### Excerpted text
======
Das_Watchdog V0.2.4
Released 28.7.2006

Kjetil S. Matheussen, k.s.matheussen@notam02.no


ABOUT
-----
Das_Watchdog is a general watchdog for the linux operating system that
should be run in the background at all times to ensure a realtime process
won't hang the machine.

Das_Watchdog is also a program heavily and shamefully inspired by the rt_watchdog program
made by Florian Schmidt: http://tapas.affenbande.org/?page_id=38

However, das_watchdog has some improvements over rt_watchdog:

1. It works with 2.4 kernels as well as 2.6.
2. Instead of permanently setting all realtime processes to run non-realtime, das_watchdog
   only sets them temporary.
3. When the watchdog kicks in, an X window should pop up that tells you whats happening.
   (just close it after reading the message).



INSTALLING
----------
make
cp das_watchdog /usr/local/sbin/
echo '/usr/local/sbin/das_watchdog >/dev/null &' >>/etc/rc.sysinit
reboot


USAGE
-----
Whenever a program locks up the machine, the watchdog temporarily sets all
realtime process to non-realtime for 8 seconds. You will get an xmessage window
up on the screen whenever that happens.

To test it, run the attached program "test_rt", which immediatley freezes your
machine. However, a window should pop up after about 5-6 seconds telling you
that the watchdog set the process to non-realtime. (If you have two processors,
you must run test_rt two times, and so on.)

Unless you are using the High Res Timer, use the "--force" option to set the
priority of all timer processes to SCHED_FIFO/99. If you are using the High Res Timer,
_don't_ set the priority of the timer process to SCHED_FIFO/99. Doing that cause
xruns, at least for me, probably also when not using the High Res timer.

To summarize: Use the High Res Timer. Its currently the only way (as far as I know)
to avoid xruns and have proper timing in the 2.6 kernel.

If the xmessage window does not show up, it can be because
the user logged into the machine has the home area placed on a non-root mounted disk.
When that happens, root is unable to read the users .Xauthority file. Unfortunately,
I have no (good) solution for that situation. But if thats not the case, please
report the problem to me.



REQUIREMENTS
------------
xmessage (should be a part of X11)
libgtop2 (should be a part gnome. No, das_watchdog is not a gnome-program)



CHANGES
-------
0.2.3->0.2.4
*Test if the xmessage program found during the make process is a valid executable.
 If not, search the $PATH instead. This should fix it for Gentoo when the pro-audio
 overlay is updated to at least this version.
*Various modifications for the High Res Timer, which should be used instead of setting the
 timer interrupt process to SCHED_FIFO/99.

0.2.2->0.2.3
*Fixed commandline arguments for increasetime, checktime and waittime.
*Nicified source a bit

0.2.1->0.2.2
*Locked down memory. Don't know if its necessary.

0.2.0->0.2.1
*Cleaned up source a bit.
======
Please print the passage of the Das_Watchdog text word for word, starting at "REQUIREMENTS" and ending at "least this version.".

### Entries shown
======
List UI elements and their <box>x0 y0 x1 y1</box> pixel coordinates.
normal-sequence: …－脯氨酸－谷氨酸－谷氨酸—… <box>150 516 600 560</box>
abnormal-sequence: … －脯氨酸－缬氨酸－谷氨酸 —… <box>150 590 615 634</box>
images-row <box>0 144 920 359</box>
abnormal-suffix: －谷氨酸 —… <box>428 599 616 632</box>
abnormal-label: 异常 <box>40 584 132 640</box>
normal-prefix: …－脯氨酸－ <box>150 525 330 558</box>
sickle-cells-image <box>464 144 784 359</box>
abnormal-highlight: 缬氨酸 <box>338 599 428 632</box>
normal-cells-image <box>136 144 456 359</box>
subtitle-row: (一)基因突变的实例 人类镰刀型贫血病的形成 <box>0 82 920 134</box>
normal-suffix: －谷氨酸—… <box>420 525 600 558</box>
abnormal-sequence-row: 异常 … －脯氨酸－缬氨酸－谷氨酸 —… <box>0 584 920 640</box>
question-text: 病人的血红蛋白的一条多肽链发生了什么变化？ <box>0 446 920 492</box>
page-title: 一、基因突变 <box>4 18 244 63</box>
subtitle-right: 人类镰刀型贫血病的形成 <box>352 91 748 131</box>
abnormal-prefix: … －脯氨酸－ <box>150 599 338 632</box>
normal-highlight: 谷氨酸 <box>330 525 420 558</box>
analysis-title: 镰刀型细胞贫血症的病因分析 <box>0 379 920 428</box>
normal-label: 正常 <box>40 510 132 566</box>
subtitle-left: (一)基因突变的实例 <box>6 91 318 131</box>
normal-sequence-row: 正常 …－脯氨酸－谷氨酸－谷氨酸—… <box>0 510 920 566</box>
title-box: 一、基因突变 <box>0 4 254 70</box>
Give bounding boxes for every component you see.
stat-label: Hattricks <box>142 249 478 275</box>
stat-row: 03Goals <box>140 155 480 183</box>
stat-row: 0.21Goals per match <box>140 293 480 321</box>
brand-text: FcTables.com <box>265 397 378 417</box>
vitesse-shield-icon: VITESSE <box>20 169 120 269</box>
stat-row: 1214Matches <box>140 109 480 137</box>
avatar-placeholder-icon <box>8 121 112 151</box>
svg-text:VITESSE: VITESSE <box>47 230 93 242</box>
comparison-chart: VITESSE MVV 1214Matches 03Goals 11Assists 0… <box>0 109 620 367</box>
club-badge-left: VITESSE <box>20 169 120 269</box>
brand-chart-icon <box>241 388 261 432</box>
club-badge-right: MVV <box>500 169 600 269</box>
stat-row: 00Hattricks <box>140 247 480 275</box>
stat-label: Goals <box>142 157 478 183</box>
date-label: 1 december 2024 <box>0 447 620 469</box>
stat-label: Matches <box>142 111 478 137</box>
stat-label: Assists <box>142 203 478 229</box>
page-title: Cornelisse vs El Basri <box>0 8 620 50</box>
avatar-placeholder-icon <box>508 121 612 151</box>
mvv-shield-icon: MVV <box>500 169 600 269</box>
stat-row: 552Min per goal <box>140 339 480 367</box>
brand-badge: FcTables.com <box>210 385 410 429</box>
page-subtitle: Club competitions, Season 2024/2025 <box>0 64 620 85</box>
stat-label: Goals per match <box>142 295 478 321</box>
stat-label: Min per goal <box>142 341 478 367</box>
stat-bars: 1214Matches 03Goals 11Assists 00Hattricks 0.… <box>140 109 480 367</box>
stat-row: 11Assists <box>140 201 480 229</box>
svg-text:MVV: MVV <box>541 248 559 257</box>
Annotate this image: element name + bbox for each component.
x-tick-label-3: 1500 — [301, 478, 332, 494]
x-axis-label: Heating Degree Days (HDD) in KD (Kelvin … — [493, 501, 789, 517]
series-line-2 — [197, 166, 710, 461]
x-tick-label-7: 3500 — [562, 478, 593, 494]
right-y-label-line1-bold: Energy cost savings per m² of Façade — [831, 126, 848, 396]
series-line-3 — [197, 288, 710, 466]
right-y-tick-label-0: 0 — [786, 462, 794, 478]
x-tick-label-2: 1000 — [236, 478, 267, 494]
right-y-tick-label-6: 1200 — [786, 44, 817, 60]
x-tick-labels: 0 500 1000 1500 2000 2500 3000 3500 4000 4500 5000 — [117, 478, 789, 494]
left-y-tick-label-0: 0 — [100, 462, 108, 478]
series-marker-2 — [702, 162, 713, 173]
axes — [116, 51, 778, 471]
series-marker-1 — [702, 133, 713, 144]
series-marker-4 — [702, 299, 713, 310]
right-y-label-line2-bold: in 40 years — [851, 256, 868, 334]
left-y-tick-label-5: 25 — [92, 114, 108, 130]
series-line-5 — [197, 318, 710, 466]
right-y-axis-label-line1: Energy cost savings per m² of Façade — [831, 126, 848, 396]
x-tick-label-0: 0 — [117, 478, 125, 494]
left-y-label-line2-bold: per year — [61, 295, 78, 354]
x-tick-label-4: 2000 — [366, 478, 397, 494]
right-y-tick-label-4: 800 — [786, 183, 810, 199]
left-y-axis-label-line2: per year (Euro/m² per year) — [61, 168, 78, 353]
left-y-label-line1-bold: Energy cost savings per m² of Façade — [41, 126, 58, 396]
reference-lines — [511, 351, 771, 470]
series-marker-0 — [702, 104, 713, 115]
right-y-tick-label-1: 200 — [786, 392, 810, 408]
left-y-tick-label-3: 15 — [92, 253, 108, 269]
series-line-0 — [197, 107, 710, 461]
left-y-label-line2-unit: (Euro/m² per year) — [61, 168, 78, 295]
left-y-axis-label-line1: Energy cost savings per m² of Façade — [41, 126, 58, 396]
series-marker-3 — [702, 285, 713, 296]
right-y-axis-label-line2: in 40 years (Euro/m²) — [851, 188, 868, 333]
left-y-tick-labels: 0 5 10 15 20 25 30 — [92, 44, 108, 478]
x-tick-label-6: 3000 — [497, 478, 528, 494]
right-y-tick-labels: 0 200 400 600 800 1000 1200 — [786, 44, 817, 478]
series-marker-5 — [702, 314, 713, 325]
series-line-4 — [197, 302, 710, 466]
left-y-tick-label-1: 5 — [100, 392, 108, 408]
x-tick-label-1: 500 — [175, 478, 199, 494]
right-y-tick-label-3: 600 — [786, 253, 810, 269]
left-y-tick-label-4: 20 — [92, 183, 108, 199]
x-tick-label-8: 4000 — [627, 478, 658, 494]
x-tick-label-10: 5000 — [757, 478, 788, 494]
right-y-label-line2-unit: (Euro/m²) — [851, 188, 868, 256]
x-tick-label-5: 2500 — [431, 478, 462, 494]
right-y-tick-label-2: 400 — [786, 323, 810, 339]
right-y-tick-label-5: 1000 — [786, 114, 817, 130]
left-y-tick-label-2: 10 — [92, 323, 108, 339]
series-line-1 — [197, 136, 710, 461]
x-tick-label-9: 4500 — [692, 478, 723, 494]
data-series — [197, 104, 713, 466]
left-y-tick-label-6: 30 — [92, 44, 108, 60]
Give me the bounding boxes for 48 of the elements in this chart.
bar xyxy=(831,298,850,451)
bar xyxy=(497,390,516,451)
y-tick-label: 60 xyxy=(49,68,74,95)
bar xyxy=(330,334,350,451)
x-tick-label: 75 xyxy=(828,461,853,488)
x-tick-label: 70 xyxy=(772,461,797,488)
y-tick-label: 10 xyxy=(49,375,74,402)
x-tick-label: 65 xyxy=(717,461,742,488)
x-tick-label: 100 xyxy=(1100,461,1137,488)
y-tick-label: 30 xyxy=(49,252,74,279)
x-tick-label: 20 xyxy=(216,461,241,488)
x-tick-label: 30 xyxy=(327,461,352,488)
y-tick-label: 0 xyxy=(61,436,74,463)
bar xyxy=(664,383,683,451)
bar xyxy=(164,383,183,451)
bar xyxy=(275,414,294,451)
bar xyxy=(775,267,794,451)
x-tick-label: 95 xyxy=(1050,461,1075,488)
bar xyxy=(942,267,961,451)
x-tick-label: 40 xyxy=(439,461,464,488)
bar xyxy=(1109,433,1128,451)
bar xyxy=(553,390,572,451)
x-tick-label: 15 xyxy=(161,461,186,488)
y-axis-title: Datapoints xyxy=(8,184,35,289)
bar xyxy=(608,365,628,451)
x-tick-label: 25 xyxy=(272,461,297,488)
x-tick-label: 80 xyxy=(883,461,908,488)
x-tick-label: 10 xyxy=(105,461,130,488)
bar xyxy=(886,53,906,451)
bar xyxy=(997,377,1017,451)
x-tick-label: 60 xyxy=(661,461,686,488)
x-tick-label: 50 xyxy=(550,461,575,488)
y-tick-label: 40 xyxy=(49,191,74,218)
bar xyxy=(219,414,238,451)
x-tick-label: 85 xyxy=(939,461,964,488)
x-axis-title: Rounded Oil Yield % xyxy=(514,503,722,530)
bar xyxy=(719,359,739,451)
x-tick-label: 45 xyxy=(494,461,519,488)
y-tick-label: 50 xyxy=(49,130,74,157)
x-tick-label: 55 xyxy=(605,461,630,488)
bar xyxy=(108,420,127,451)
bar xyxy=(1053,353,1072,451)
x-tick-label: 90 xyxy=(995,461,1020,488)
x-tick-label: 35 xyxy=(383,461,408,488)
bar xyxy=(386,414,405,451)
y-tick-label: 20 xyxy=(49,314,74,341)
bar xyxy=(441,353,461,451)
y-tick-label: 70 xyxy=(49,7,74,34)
======
### Written response
REQUIREMENTS
------------
xmessage (should be a part of X11)
libgtop2 (should be a part gnome. No, das_watchdog is not a gnome-program)



CHANGES
-------
0.2.3->0.2.4
*Test if the xmessage program found during the make process is a valid executable.
 If not, search the $PATH instead. This should fix it for Gentoo when the pro-audio
 overlay is updated to at least this version.